▶ [Brief]:
From the records, pick out and copy each line containing "rendszer".

▶ [Data listing]:
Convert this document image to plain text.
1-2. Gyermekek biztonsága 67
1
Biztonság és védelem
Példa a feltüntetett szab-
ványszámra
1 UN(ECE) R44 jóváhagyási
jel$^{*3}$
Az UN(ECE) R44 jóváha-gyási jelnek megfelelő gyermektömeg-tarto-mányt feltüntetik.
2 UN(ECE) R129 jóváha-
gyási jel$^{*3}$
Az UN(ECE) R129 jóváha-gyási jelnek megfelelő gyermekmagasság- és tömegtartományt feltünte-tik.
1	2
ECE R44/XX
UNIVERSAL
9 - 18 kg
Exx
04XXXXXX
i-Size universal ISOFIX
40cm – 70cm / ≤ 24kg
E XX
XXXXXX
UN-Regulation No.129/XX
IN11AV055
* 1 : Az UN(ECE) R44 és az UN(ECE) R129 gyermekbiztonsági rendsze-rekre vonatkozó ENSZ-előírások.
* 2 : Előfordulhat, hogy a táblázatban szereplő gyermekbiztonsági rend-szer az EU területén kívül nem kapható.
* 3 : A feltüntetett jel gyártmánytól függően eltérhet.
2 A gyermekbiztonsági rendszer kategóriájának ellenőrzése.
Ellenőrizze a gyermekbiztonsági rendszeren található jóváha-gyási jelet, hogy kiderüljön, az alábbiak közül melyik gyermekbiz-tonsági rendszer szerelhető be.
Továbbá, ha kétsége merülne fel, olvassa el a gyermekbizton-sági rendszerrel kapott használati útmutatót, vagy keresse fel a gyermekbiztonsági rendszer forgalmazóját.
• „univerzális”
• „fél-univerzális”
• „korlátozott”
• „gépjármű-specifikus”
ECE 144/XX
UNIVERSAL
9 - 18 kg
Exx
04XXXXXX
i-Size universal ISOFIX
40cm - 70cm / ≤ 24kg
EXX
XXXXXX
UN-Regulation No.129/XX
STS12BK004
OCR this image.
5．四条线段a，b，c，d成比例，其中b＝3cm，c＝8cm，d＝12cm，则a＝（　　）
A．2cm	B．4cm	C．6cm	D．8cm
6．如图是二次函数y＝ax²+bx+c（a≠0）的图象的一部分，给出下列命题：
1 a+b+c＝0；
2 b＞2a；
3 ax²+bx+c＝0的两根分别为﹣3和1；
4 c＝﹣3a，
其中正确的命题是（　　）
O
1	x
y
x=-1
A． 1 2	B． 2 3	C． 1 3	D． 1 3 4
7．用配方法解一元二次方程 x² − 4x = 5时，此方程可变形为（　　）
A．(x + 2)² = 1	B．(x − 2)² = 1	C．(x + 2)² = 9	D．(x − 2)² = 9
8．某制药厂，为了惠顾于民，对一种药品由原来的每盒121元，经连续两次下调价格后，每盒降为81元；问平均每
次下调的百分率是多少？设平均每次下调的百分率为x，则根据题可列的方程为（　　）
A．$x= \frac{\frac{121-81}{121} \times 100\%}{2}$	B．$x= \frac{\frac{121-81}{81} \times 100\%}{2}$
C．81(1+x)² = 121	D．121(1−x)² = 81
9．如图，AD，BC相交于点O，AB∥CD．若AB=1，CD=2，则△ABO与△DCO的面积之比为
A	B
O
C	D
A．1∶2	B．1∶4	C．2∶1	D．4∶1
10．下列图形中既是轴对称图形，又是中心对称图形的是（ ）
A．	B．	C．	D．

▶ [Result of the task]:
2 A gyermekbiztonsági rendszer kategóriájának ellenőrzése.
Ellenőrizze a gyermekbiztonsági rendszeren található jóváha-gyási jelet, hogy kiderüljön, az alábbiak közül melyik gyermekbiz-tonsági rendszer szerelhető be.
Továbbá, ha kétsége merülne fel, olvassa el a gyermekbizton-sági rendszerrel kapott használati útmutatót, vagy keresse fel a gyermekbiztonsági rendszer forgalmazóját.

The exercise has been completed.